### Data provided
[Start]

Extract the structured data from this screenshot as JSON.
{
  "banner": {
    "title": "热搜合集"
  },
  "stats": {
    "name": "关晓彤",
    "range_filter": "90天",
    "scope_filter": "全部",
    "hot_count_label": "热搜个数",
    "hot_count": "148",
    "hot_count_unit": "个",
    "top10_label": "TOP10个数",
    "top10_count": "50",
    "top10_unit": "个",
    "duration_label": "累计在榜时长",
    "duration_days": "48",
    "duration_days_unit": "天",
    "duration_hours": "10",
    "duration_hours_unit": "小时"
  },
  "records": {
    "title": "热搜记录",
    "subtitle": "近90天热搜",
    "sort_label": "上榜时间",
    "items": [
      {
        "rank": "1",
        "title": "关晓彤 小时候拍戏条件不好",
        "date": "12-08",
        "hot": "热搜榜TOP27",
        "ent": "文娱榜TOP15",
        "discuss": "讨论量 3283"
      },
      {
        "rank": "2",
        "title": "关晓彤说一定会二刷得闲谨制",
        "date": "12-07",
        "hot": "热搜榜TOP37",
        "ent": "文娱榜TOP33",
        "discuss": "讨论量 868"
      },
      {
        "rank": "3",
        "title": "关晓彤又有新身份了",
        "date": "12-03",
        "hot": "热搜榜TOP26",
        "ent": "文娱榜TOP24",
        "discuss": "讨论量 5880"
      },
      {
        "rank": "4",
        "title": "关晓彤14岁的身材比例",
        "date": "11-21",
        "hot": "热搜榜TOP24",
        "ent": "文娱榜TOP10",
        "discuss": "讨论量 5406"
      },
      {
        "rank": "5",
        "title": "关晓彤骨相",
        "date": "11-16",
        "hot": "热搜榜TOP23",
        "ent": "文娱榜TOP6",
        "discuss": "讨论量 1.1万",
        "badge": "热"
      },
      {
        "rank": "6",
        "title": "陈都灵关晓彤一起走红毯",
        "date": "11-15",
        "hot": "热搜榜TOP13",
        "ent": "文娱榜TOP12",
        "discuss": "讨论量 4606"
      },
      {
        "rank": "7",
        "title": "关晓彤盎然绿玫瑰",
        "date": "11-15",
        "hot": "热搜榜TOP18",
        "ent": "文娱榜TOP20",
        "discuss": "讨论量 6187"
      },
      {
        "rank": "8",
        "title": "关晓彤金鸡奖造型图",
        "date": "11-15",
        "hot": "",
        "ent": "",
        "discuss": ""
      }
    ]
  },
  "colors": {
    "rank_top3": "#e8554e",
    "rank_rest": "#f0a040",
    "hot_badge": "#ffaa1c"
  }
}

[End]

### Work to do
Return only those lines of the records that contain the string "date".

### Solved problem
        "date": "12-08",
        "date": "12-07",
        "date": "12-03",
        "date": "11-21",
        "date": "11-16",
        "date": "11-15",
        "date": "11-15",
        "date": "11-15",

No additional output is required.